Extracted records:
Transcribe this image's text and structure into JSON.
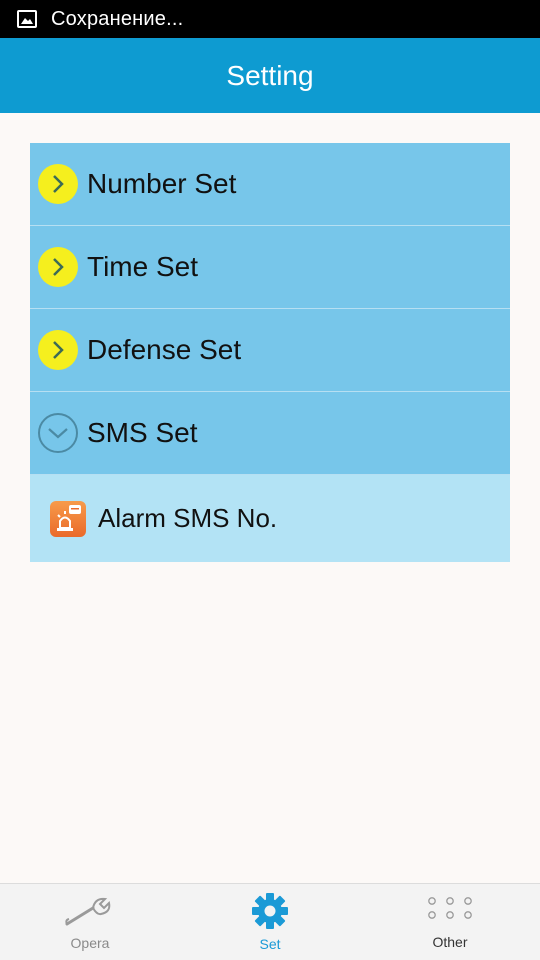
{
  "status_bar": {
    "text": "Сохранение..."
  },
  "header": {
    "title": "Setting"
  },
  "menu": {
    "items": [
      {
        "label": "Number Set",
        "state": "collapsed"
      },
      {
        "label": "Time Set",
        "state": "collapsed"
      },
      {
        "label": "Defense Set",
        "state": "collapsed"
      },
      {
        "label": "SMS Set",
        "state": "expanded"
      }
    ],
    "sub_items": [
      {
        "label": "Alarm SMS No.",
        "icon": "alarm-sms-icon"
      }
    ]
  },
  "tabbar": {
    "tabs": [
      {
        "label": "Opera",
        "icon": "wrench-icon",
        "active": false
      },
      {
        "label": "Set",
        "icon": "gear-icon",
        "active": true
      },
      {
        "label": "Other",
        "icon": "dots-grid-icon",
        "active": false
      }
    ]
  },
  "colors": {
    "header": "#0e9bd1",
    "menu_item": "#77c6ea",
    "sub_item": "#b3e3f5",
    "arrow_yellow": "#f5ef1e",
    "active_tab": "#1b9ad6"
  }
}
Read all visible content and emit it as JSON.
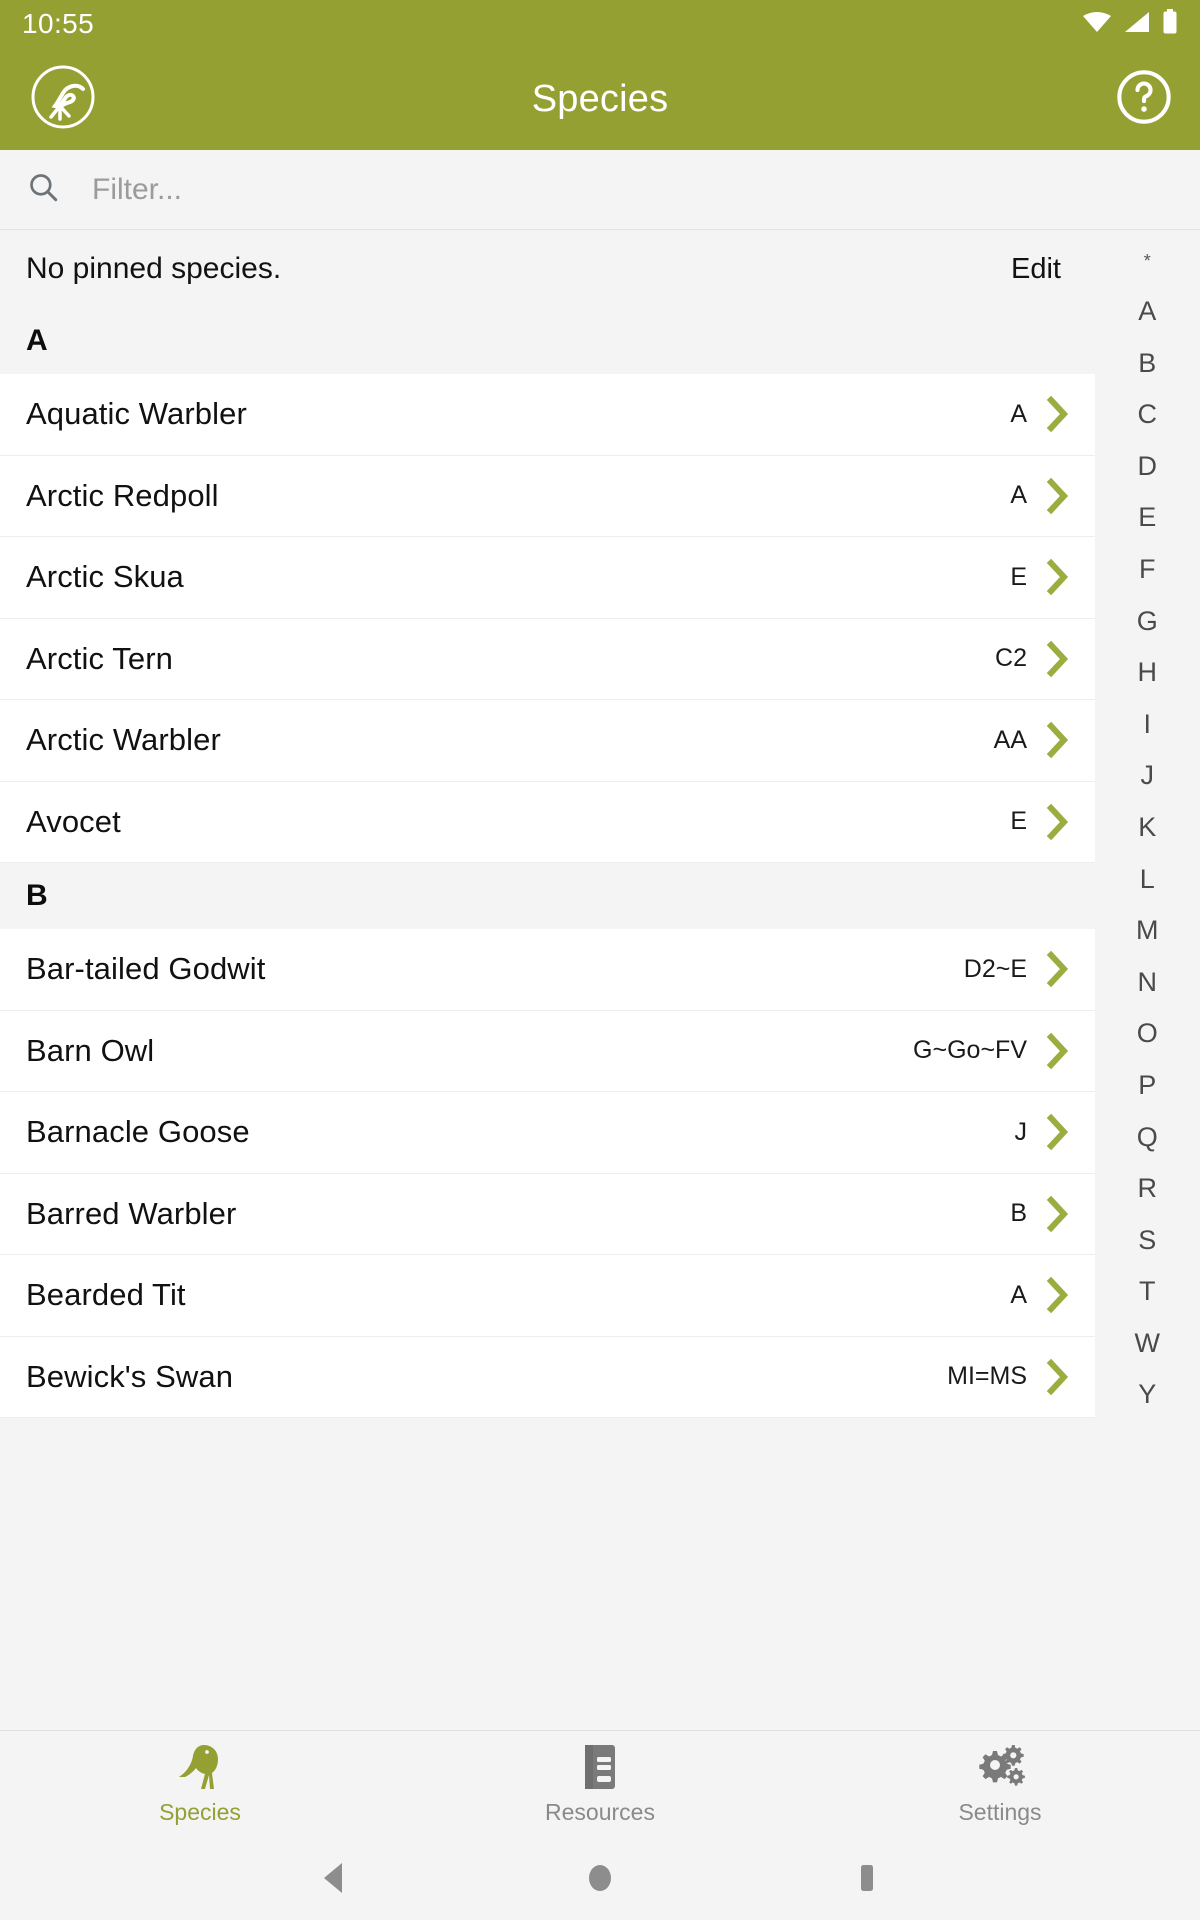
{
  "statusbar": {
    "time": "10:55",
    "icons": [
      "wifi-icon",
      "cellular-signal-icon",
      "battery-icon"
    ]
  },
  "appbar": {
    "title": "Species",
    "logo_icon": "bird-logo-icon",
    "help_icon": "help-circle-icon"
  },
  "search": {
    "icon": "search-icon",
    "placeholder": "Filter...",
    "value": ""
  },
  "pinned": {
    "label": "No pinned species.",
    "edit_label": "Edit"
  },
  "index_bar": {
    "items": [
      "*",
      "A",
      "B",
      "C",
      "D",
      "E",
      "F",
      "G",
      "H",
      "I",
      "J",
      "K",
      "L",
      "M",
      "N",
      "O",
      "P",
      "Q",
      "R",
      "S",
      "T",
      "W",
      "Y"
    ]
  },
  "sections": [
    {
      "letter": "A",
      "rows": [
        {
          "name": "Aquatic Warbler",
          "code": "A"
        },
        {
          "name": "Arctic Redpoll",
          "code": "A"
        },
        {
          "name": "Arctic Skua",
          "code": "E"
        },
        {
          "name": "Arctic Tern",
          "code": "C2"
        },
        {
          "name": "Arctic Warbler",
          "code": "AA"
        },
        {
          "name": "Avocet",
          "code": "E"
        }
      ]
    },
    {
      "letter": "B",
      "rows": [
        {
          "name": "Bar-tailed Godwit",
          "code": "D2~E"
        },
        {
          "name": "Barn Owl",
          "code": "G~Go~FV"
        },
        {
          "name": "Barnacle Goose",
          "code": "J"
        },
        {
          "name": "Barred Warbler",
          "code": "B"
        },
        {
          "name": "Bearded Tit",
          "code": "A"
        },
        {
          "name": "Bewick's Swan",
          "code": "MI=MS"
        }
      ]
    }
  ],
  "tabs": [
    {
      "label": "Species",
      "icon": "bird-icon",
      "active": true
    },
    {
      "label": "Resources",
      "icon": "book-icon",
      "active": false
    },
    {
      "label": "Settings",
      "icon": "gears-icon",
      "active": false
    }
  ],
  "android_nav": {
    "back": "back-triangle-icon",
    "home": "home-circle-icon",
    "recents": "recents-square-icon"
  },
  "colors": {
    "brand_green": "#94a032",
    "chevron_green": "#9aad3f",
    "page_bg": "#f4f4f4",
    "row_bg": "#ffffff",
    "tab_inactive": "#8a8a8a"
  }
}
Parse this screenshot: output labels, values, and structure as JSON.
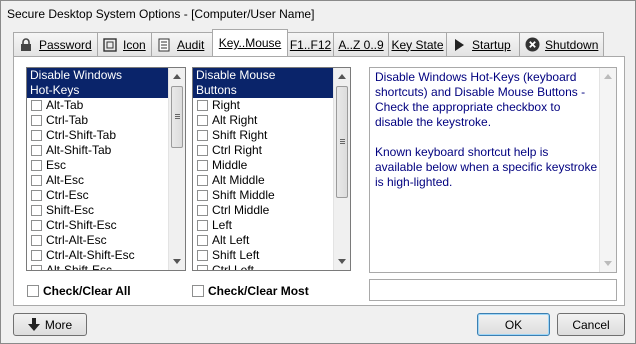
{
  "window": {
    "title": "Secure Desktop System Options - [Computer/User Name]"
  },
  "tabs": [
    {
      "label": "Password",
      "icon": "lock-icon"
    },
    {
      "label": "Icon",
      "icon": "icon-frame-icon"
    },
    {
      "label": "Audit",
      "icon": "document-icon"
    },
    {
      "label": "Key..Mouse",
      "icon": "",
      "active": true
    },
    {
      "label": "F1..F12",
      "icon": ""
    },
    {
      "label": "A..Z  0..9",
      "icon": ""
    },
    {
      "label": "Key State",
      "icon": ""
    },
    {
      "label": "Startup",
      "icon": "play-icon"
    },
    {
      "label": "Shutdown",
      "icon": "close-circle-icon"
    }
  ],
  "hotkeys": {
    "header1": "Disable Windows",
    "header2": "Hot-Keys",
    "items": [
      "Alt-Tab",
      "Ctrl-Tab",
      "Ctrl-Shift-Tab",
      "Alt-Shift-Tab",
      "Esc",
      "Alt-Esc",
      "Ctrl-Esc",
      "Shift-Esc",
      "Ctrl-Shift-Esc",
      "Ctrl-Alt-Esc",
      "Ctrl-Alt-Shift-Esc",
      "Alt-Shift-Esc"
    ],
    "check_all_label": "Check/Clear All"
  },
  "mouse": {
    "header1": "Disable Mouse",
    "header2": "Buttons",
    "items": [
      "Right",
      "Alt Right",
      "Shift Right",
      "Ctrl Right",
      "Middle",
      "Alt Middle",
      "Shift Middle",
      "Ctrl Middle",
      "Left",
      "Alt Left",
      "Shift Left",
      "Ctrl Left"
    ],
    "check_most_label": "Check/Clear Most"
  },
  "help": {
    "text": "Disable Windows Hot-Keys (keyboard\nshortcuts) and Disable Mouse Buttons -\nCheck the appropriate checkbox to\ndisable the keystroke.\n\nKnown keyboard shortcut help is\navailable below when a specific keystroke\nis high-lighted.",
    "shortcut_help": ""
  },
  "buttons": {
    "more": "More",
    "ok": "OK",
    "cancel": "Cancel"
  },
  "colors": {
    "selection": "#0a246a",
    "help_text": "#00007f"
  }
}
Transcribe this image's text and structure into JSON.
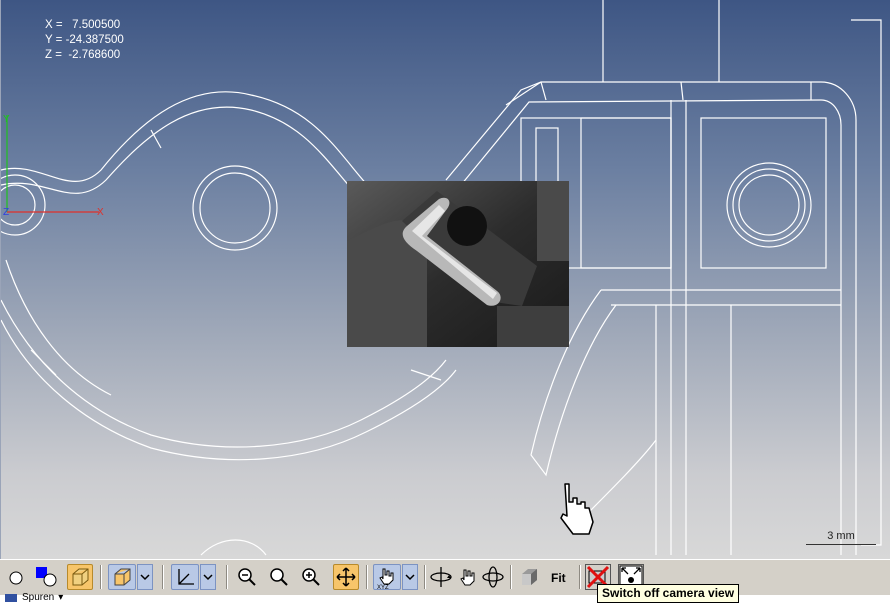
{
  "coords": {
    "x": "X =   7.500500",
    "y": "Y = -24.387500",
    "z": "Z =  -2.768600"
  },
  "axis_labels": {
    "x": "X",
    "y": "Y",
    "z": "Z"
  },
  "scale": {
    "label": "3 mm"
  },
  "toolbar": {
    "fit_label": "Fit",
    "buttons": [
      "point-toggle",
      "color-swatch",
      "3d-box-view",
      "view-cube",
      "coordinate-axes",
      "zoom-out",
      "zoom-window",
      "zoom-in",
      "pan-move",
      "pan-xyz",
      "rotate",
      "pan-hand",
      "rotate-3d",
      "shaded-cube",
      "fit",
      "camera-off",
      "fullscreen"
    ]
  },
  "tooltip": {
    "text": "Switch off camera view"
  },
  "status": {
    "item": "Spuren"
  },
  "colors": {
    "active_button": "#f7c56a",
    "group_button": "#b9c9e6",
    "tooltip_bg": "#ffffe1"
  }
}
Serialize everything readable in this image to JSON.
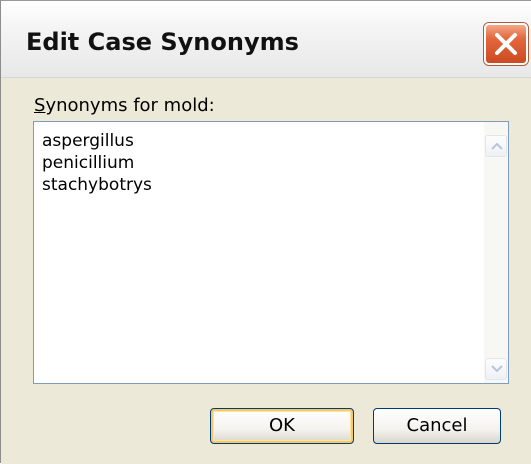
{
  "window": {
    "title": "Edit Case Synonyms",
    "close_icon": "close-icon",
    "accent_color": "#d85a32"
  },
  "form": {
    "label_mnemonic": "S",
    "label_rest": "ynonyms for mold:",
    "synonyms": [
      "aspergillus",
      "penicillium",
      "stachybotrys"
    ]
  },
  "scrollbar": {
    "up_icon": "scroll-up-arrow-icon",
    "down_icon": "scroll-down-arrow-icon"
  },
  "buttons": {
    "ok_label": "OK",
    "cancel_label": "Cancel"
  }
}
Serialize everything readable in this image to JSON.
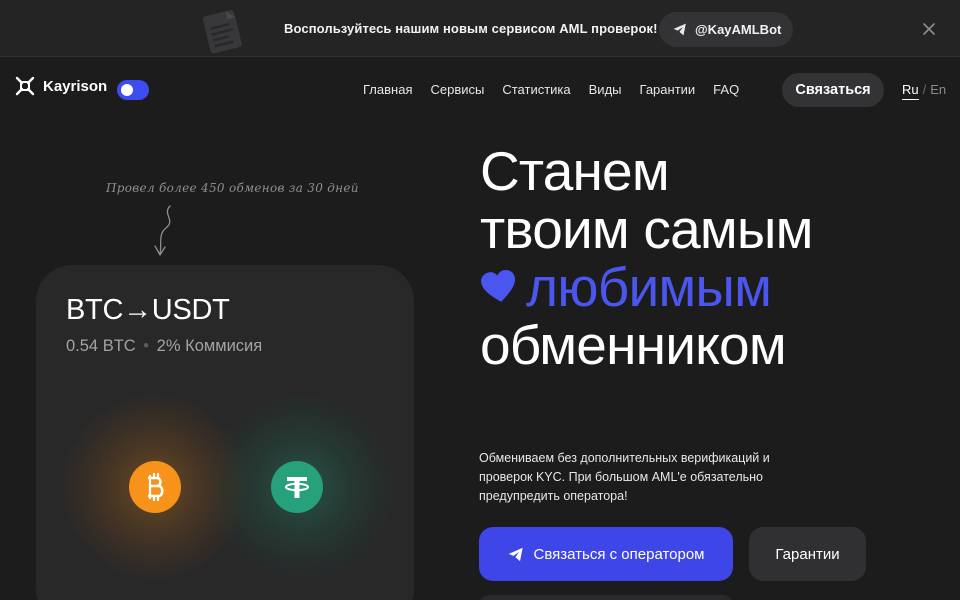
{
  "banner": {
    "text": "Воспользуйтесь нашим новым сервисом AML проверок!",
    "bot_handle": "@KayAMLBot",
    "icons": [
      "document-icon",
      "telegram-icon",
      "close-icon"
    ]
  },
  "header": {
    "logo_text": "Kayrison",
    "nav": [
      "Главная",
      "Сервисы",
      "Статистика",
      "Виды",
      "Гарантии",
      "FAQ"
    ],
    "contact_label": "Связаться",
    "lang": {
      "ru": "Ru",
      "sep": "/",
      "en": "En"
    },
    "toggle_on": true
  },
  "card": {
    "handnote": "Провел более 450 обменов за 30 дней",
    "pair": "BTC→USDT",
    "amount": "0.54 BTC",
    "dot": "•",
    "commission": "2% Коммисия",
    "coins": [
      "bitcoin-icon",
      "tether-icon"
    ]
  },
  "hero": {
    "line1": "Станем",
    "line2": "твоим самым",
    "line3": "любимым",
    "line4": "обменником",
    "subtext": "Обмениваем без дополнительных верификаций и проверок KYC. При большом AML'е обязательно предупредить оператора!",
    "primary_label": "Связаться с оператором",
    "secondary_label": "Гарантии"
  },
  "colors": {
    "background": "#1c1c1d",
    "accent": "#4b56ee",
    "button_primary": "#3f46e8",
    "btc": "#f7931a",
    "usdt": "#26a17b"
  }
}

EXERCISE OBJECTIVE
Provide only the number of lines in the entries that hold the word "Windows".

WORKED SOLUTION
2